TASK GOAL:
Copy every record exactly, and keep the pictures out.

[Collection entries]
——————

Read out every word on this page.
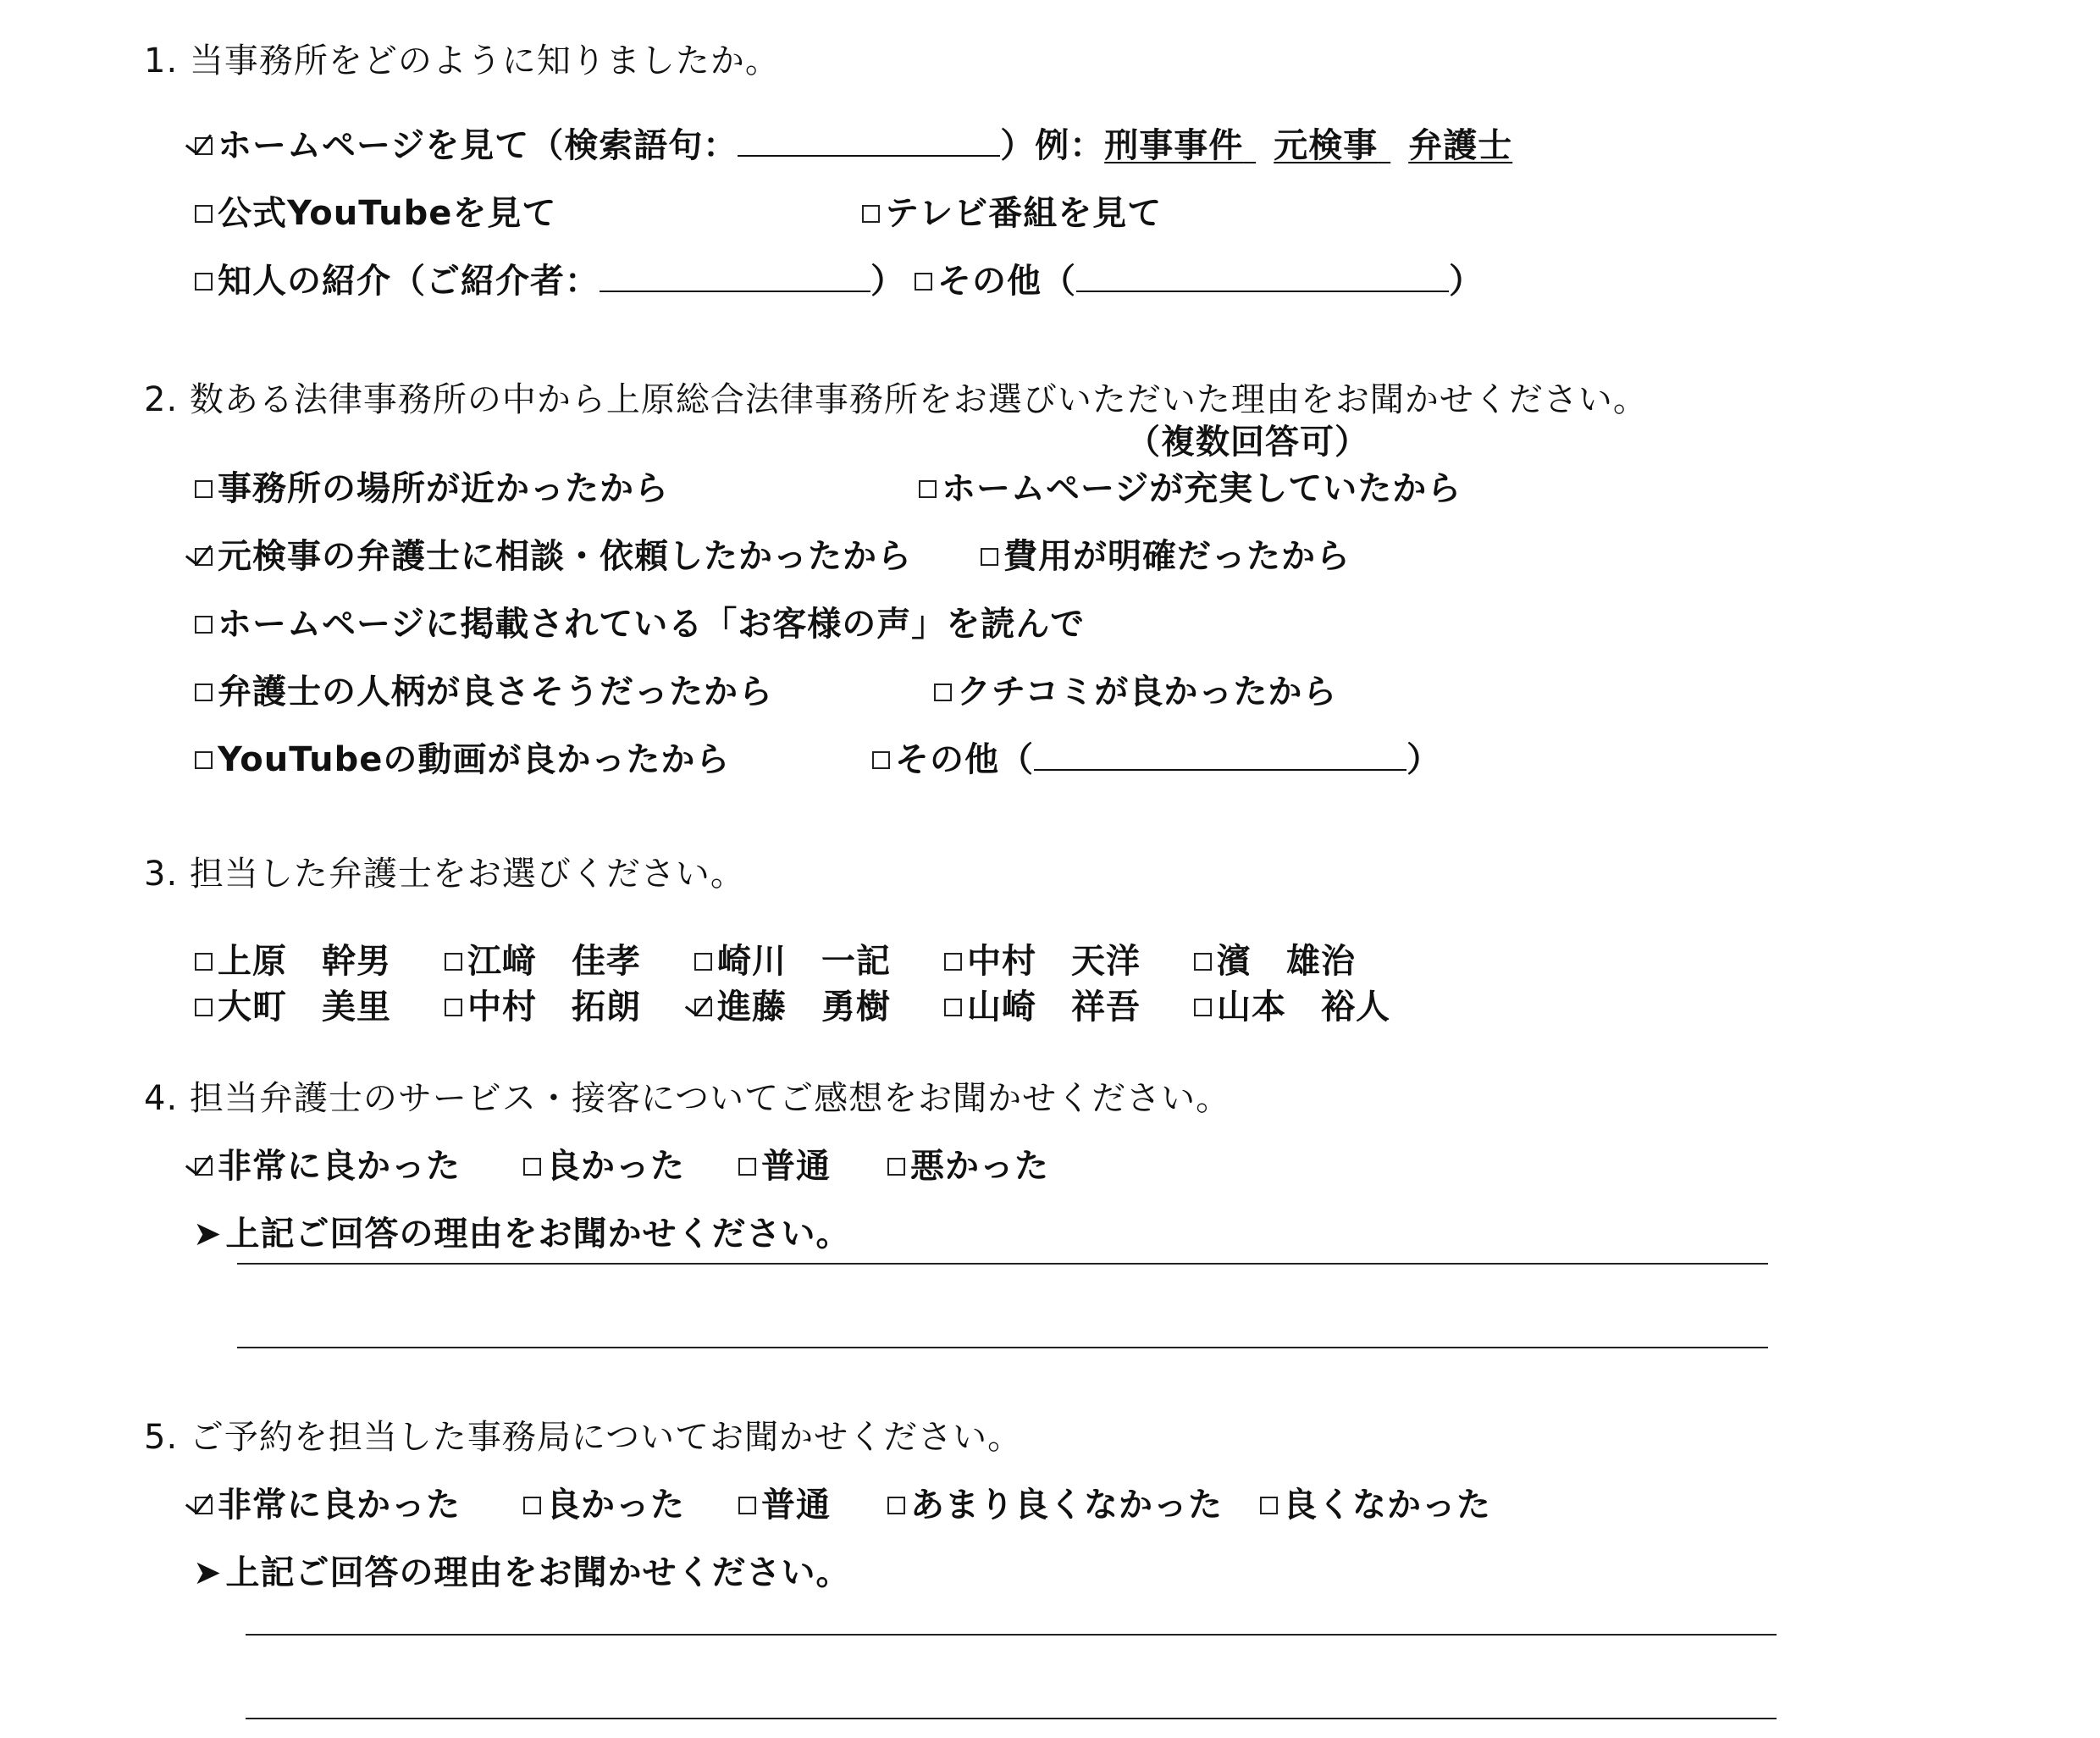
1. 当事務所をどのように知りましたか。
ホームページを見て（検索語句：	）例： 刑事事件
元検事
弁護士
公式YouTubeを見て	テレビ番組を見て
知人の紹介（ご紹介者：	） その他（	）
2. 数ある法律事務所の中から上原総合法律事務所をお選びいただいた理由をお聞かせください。
（複数回答可）
事務所の場所が近かったから	ホームページが充実していたから
元検事の弁護士に相談・依頼したかったから	費用が明確だったから
ホームページに掲載されている「お客様の声」を読んで
弁護士の人柄が良さそうだったから	クチコミが良かったから
YouTubeの動画が良かったから	その他（	）
3. 担当した弁護士をお選びください。
上原　幹男 江﨑　佳孝 崎川　一記 中村　天洋 濱　雄治
大町　美里 中村　拓朗 進藤　勇樹 山崎　祥吾 山本　裕人
4. 担当弁護士のサービス・接客についてご感想をお聞かせください。
非常に良かった	良かった 普通 悪かった
➤ 上記ご回答の理由をお聞かせください。
5. ご予約を担当した事務局についてお聞かせください。
非常に良かった	良かった 普通 あまり良くなかった 良くなかった
➤ 上記ご回答の理由をお聞かせください。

——————

FINAL RESULT:
Read out every word on this page.
1. 当事務所をどのように知りましたか。
ホームページを見て（検索語句：	）例： 刑事事件
元検事
弁護士
公式YouTubeを見て	テレビ番組を見て
知人の紹介（ご紹介者：	） その他（	）
2. 数ある法律事務所の中から上原総合法律事務所をお選びいただいた理由をお聞かせください。
（複数回答可）
事務所の場所が近かったから	ホームページが充実していたから
元検事の弁護士に相談・依頼したかったから	費用が明確だったから
ホームページに掲載されている「お客様の声」を読んで
弁護士の人柄が良さそうだったから	クチコミが良かったから
YouTubeの動画が良かったから	その他（	）
3. 担当した弁護士をお選びください。
上原　幹男 江﨑　佳孝 崎川　一記 中村　天洋 濱　雄治
大町　美里 中村　拓朗 進藤　勇樹 山崎　祥吾 山本　裕人
4. 担当弁護士のサービス・接客についてご感想をお聞かせください。
非常に良かった	良かった 普通 悪かった
➤ 上記ご回答の理由をお聞かせください。
5. ご予約を担当した事務局についてお聞かせください。
非常に良かった	良かった 普通 あまり良くなかった 良くなかった
➤ 上記ご回答の理由をお聞かせください。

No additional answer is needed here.